**Task**
Omit all pictures, then retype the data exactly as given.

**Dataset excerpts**
..............................

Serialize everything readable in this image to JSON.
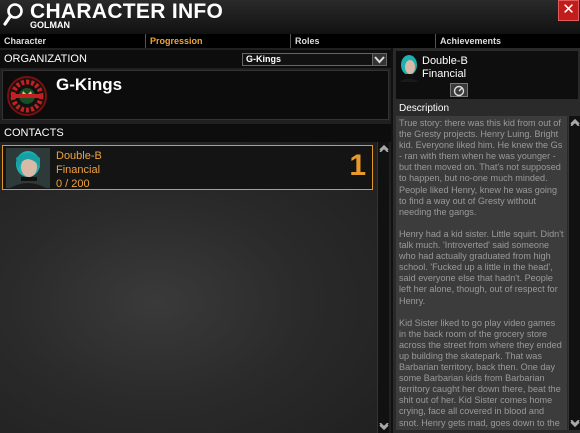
{
  "header": {
    "title": "CHARACTER INFO",
    "subtitle": "GOLMAN",
    "close_label": "✕"
  },
  "tabs": [
    {
      "label": "Character",
      "active": false
    },
    {
      "label": "Progression",
      "active": true
    },
    {
      "label": "Roles",
      "active": false
    },
    {
      "label": "Achievements",
      "active": false
    }
  ],
  "organization": {
    "section_label": "ORGANIZATION",
    "selected_value": "G-Kings",
    "name": "G-Kings"
  },
  "contacts": {
    "section_label": "CONTACTS",
    "items": [
      {
        "name": "Double-B",
        "role": "Financial",
        "progress": "0 / 200",
        "level": "1"
      }
    ]
  },
  "profile": {
    "name": "Double-B",
    "role": "Financial",
    "description_label": "Description",
    "description": "True story:  there was this kid from out of the Gresty projects.  Henry Luing.  Bright kid.  Everyone liked him.  He knew the Gs - ran with them when he was younger - but then moved on.  That's not supposed to happen, but no-one much minded. People liked Henry, knew he was going to find a way out of Gresty without needing the gangs.\n\nHenry had a kid sister.  Little squirt. Didn't talk much.  'Introverted' said someone who had actually graduated from high school.  'Fucked up a little in the head', said everyone else that hadn't.  People left her alone, though, out of respect for Henry.\n\nKid Sister liked to go play video games in the back room of the grocery store across the street from where they ended up building the skatepark.  That was Barbarian territory, back then.  One day some Barbarian kids from Barbarian territory caught her down there, beat the shit out of her.  Kid Sister comes home crying, face all covered in blood and snot.  Henry gets mad, goes down to the store to get some reconstitution."
  },
  "colors": {
    "accent": "#f0a43a",
    "close_red": "#c01d1d",
    "panel_dark": "#0c0c0c"
  },
  "icons": [
    "search-icon",
    "close-icon",
    "chevron-down-icon",
    "gang-emblem",
    "portrait",
    "info-icon"
  ]
}
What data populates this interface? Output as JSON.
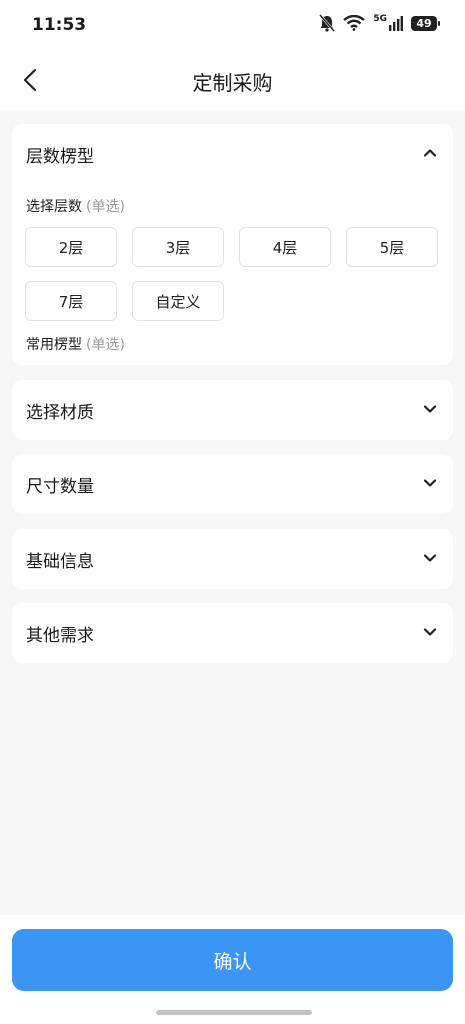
{
  "status_bar": {
    "time": "11:53",
    "network": "5G",
    "battery": "49"
  },
  "nav": {
    "title": "定制采购"
  },
  "sections": [
    {
      "title": "层数楞型",
      "expanded": true
    },
    {
      "title": "选择材质",
      "expanded": false
    },
    {
      "title": "尺寸数量",
      "expanded": false
    },
    {
      "title": "基础信息",
      "expanded": false
    },
    {
      "title": "其他需求",
      "expanded": false
    }
  ],
  "layers": {
    "label": "选择层数",
    "hint": "(单选)",
    "options": [
      "2层",
      "3层",
      "4层",
      "5层",
      "7层",
      "自定义"
    ]
  },
  "flute": {
    "label": "常用楞型",
    "hint": "(单选)"
  },
  "footer": {
    "confirm_label": "确认"
  }
}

..............................

**Solution below**
Serialize everything readable in this image to JSON.
{
  "header": {
    "title": "CHARACTER INFO",
    "subtitle": "GOLMAN",
    "close_label": "✕"
  },
  "tabs": [
    {
      "label": "Character",
      "active": false
    },
    {
      "label": "Progression",
      "active": true
    },
    {
      "label": "Roles",
      "active": false
    },
    {
      "label": "Achievements",
      "active": false
    }
  ],
  "organization": {
    "section_label": "ORGANIZATION",
    "selected_value": "G-Kings",
    "name": "G-Kings"
  },
  "contacts": {
    "section_label": "CONTACTS",
    "items": [
      {
        "name": "Double-B",
        "role": "Financial",
        "progress": "0 / 200",
        "level": "1"
      }
    ]
  },
  "profile": {
    "name": "Double-B",
    "role": "Financial",
    "description_label": "Description",
    "description": "True story:  there was this kid from out of the Gresty projects.  Henry Luing.  Bright kid.  Everyone liked him.  He knew the Gs - ran with them when he was younger - but then moved on.  That's not supposed to happen, but no-one much minded. People liked Henry, knew he was going to find a way out of Gresty without needing the gangs.\n\nHenry had a kid sister.  Little squirt. Didn't talk much.  'Introverted' said someone who had actually graduated from high school.  'Fucked up a little in the head', said everyone else that hadn't.  People left her alone, though, out of respect for Henry.\n\nKid Sister liked to go play video games in the back room of the grocery store across the street from where they ended up building the skatepark.  That was Barbarian territory, back then.  One day some Barbarian kids from Barbarian territory caught her down there, beat the shit out of her.  Kid Sister comes home crying, face all covered in blood and snot.  Henry gets mad, goes down to the store to get some reconstitution."
  },
  "colors": {
    "accent": "#f0a43a",
    "close_red": "#c01d1d",
    "panel_dark": "#0c0c0c"
  },
  "icons": [
    "search-icon",
    "close-icon",
    "chevron-down-icon",
    "gang-emblem",
    "portrait",
    "info-icon"
  ]
}
What data populates this interface? Output as JSON.
{
  "status_bar": {
    "time": "11:53",
    "network": "5G",
    "battery": "49"
  },
  "nav": {
    "title": "定制采购"
  },
  "sections": [
    {
      "title": "层数楞型",
      "expanded": true
    },
    {
      "title": "选择材质",
      "expanded": false
    },
    {
      "title": "尺寸数量",
      "expanded": false
    },
    {
      "title": "基础信息",
      "expanded": false
    },
    {
      "title": "其他需求",
      "expanded": false
    }
  ],
  "layers": {
    "label": "选择层数",
    "hint": "(单选)",
    "options": [
      "2层",
      "3层",
      "4层",
      "5层",
      "7层",
      "自定义"
    ]
  },
  "flute": {
    "label": "常用楞型",
    "hint": "(单选)"
  },
  "footer": {
    "confirm_label": "确认"
  }
}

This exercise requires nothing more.